*WHAT THE TASK ASKS*: Within the material below, find each line bearing the word "screenshot" and present it.

*RECORDS FOR THIS EXERCISE*:

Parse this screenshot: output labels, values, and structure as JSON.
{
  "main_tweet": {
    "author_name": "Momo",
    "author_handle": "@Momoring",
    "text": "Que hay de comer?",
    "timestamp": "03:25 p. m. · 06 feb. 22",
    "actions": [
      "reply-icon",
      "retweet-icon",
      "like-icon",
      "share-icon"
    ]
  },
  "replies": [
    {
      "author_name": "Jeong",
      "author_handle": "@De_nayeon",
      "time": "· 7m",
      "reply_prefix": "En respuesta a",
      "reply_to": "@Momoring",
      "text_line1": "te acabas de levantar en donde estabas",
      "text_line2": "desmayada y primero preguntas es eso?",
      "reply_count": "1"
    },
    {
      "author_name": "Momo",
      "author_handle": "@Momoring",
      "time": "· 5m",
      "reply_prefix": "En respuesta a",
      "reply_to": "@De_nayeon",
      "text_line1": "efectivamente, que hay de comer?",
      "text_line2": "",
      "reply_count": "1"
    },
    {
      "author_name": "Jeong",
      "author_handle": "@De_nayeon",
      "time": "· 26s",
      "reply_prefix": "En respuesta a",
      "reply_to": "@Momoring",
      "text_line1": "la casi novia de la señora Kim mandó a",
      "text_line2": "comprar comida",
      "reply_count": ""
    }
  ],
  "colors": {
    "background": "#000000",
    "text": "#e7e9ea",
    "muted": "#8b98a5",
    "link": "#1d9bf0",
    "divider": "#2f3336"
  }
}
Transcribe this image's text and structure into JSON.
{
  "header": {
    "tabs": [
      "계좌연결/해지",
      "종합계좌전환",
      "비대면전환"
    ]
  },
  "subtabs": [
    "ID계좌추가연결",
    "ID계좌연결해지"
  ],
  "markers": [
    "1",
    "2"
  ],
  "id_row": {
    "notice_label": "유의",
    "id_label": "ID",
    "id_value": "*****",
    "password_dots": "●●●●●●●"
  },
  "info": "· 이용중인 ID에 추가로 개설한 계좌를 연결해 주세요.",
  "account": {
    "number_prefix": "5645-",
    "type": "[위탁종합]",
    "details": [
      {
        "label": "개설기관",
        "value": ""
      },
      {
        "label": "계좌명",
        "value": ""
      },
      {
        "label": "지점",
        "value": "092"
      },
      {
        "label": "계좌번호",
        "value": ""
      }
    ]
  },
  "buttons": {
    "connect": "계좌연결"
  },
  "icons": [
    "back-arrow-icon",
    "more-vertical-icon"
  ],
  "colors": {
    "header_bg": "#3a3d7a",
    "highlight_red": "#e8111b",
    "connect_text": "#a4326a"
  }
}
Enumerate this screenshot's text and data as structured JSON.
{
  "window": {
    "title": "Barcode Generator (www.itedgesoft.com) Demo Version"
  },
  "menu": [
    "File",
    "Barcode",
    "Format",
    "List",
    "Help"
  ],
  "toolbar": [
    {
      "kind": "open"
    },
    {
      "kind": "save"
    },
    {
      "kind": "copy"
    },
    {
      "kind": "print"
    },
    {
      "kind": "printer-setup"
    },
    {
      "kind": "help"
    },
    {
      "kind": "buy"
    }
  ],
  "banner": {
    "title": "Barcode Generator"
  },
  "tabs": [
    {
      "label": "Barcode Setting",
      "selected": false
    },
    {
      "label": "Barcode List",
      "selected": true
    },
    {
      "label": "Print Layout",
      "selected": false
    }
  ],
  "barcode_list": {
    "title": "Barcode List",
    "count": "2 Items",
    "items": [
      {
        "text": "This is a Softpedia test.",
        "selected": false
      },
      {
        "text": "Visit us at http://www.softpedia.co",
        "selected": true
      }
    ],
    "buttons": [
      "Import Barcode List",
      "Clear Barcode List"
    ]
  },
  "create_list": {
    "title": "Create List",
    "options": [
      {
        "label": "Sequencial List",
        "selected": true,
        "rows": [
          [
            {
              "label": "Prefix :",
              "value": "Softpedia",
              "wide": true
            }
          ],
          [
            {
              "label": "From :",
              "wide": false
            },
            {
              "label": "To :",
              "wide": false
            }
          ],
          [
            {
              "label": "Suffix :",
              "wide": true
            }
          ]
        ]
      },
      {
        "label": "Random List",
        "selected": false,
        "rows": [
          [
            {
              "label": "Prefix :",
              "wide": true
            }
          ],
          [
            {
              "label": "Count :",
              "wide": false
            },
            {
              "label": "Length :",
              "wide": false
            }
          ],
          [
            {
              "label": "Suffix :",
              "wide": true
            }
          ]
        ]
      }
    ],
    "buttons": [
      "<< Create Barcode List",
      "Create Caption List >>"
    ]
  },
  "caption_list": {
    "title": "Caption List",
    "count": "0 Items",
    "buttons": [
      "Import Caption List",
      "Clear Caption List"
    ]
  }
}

*RESPONSE FOR THIS EXERCISE*:
Parse this screenshot: output labels, values, and structure as JSON.
Enumerate this screenshot's text and data as structured JSON.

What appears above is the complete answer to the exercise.